Records that describe figures:

====

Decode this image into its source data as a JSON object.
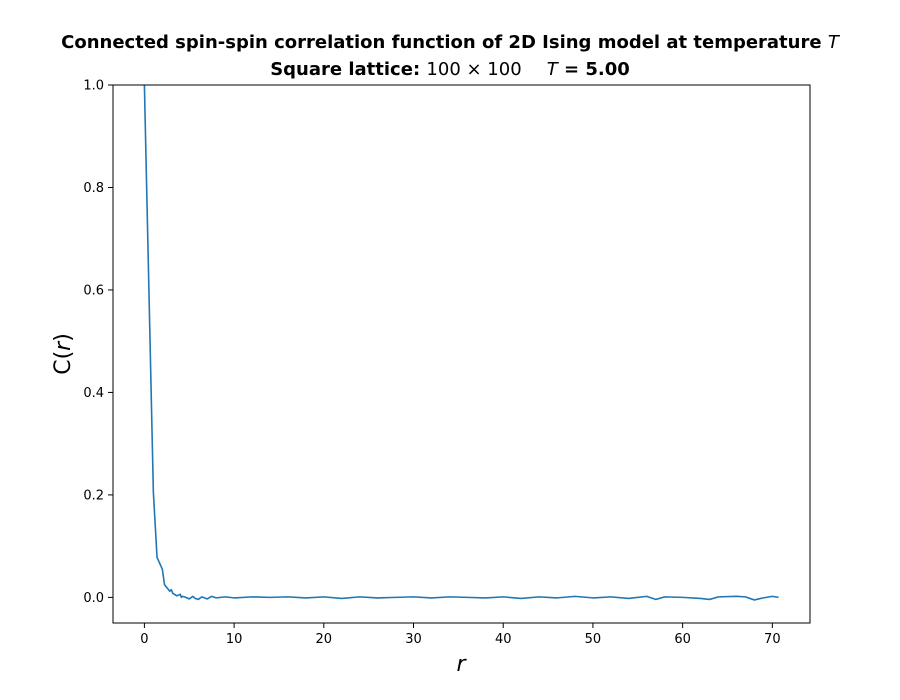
{
  "chart_data": {
    "type": "line",
    "title_line1_text": "Connected spin-spin correlation function of 2D Ising model at temperature",
    "title_line1_var": "T",
    "title_line2_label": "Square lattice:",
    "title_line2_size": "100 × 100",
    "title_line2_var": "T",
    "title_line2_value": "= 5.00",
    "xlabel": "r",
    "ylabel_prefix": "C(",
    "ylabel_var": "r",
    "ylabel_suffix": ")",
    "xlim": [
      -3.5,
      74.2
    ],
    "ylim": [
      -0.05,
      1.0
    ],
    "xticks": [
      0,
      10,
      20,
      30,
      40,
      50,
      60,
      70
    ],
    "yticks": [
      0.0,
      0.2,
      0.4,
      0.6,
      0.8,
      1.0
    ],
    "ytick_labels": [
      "0.0",
      "0.2",
      "0.4",
      "0.6",
      "0.8",
      "1.0"
    ],
    "grid": false,
    "series": [
      {
        "color": "#1f77b4",
        "x": [
          0,
          1,
          1.41,
          2,
          2.24,
          2.83,
          3,
          3.16,
          3.61,
          4,
          4.12,
          4.24,
          4.47,
          5,
          5.39,
          5.66,
          6,
          6.4,
          7,
          7.5,
          8,
          9,
          10,
          12,
          14,
          16,
          18,
          20,
          22,
          24,
          26,
          28,
          30,
          32,
          34,
          36,
          38,
          40,
          42,
          44,
          46,
          48,
          50,
          52,
          54,
          56,
          57,
          58,
          60,
          62,
          63,
          64,
          66,
          67,
          68,
          69,
          70,
          70.7
        ],
        "y": [
          1.0,
          0.205,
          0.078,
          0.055,
          0.025,
          0.012,
          0.015,
          0.008,
          0.003,
          0.006,
          0.0,
          0.002,
          0.001,
          -0.003,
          0.002,
          -0.002,
          -0.004,
          0.001,
          -0.003,
          0.002,
          -0.001,
          0.001,
          -0.001,
          0.001,
          0.0,
          0.001,
          -0.001,
          0.001,
          -0.002,
          0.001,
          -0.001,
          0.0,
          0.001,
          -0.001,
          0.001,
          0.0,
          -0.001,
          0.001,
          -0.002,
          0.001,
          -0.001,
          0.002,
          -0.001,
          0.001,
          -0.002,
          0.002,
          -0.004,
          0.001,
          0.0,
          -0.002,
          -0.004,
          0.001,
          0.002,
          0.001,
          -0.005,
          -0.001,
          0.002,
          0.0
        ]
      }
    ]
  }
}
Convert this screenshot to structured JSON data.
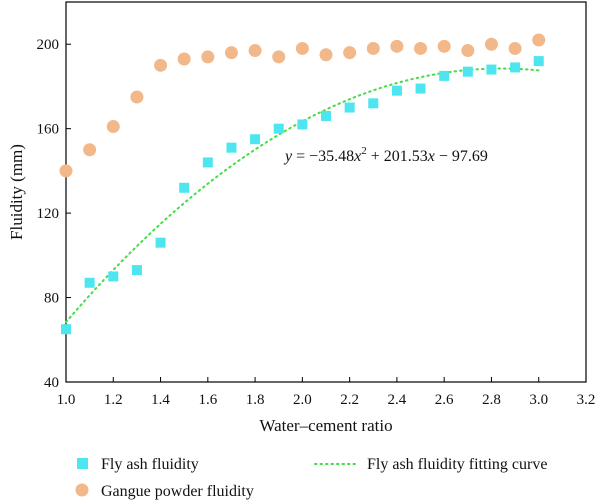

====

TASK DIRECTIONS: Of the lines in the data above, how many contain the word "JSON"? Give only that figure.

REPLY: 2